# BACAAN YANG DIBERIKAN
********************
Berita

Pelatihan Penilaian dan Perhitungan Beban Kerja Koopsau I Dan Jajaran

Dibaca: 63 Oleh 18 Sep 2017Tidak ada komentar
TNI Angkatan Udara
#TNIAU 

Koopsau I melaksanakan Pelatihan Penilaian dan Perhitungan Indek Beban Kerja Koopsau I yang berlangsung selama 3 hari bertempat di GOR Antarikshe Koopsau I. Kegiatan ini bekerjasama dengan Spers Mabesau dalam hal ini Paban II/Binteman Spersau dengan Asisten Perencanaan Koopsau I.
********************
# MATERI YANG DISEDIAKAN
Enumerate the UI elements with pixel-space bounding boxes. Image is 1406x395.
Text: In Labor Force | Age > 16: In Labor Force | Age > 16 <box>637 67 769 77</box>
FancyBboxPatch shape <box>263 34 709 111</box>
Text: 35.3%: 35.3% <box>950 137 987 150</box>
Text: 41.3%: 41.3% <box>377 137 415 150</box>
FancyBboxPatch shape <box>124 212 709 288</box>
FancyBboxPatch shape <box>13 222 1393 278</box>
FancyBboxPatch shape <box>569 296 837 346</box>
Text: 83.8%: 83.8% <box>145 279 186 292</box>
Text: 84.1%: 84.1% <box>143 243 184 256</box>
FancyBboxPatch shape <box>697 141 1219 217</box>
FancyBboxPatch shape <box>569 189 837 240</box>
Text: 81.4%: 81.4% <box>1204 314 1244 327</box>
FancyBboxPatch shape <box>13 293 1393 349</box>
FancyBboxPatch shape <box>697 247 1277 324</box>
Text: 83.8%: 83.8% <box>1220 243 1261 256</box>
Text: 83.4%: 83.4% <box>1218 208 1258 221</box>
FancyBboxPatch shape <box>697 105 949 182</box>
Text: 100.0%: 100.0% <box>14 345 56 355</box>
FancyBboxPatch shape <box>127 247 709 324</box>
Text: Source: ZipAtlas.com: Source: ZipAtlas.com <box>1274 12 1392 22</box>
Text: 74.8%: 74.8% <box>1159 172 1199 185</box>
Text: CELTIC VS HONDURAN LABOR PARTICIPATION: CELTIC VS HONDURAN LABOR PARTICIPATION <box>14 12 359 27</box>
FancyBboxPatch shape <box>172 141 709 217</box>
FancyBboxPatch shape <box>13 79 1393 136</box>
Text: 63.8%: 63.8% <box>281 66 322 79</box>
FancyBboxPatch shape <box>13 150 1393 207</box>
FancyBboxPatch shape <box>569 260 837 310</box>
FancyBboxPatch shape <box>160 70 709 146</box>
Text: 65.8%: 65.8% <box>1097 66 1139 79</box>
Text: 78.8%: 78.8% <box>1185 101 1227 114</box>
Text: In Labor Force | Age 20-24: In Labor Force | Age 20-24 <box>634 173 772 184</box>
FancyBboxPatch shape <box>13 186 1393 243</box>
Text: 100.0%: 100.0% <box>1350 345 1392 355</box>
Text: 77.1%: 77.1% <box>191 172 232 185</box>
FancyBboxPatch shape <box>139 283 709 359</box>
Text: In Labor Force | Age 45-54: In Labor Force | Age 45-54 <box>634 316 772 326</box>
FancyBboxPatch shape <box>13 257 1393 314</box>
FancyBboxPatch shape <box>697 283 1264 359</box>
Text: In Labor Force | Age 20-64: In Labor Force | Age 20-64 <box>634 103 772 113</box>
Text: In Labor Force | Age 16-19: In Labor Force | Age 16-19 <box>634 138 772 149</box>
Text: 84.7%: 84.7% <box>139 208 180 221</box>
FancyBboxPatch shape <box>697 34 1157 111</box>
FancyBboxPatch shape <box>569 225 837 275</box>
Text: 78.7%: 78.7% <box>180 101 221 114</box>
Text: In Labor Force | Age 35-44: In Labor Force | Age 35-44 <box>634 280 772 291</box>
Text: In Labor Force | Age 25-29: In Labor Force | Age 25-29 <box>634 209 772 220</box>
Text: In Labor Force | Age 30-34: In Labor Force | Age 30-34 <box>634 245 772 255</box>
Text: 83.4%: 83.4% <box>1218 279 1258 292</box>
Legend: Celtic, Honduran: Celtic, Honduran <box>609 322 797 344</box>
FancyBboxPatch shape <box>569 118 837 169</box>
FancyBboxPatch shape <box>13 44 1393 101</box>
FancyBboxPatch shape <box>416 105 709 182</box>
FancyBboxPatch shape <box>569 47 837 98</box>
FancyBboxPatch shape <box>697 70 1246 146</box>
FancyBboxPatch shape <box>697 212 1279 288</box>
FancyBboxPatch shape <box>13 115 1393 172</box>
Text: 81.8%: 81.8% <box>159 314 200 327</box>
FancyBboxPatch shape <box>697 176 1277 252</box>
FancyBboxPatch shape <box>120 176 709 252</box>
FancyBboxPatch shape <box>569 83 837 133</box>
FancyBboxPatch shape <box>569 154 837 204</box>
********************
# SOAL
Salin tanpa perubahan bagian bacaan tentang pelatihan beban kerja Koopsau I, mulai dari kata-kata yang memuat "Dibaca: 63 Oleh" hingga "Perencanaan Koopsau I.". Entri-entri di atas tidak diperlukan untuk pengerjaan.

# KELUARAN
Dibaca: 63 Oleh 18 Sep 2017Tidak ada komentar
TNI Angkatan Udara
#TNIAU 

Koopsau I melaksanakan Pelatihan Penilaian dan Perhitungan Indek Beban Kerja Koopsau I yang berlangsung selama 3 hari bertempat di GOR Antarikshe Koopsau I. Kegiatan ini bekerjasama dengan Spers Mabesau dalam hal ini Paban II/Binteman Spersau dengan Asisten Perencanaan Koopsau I.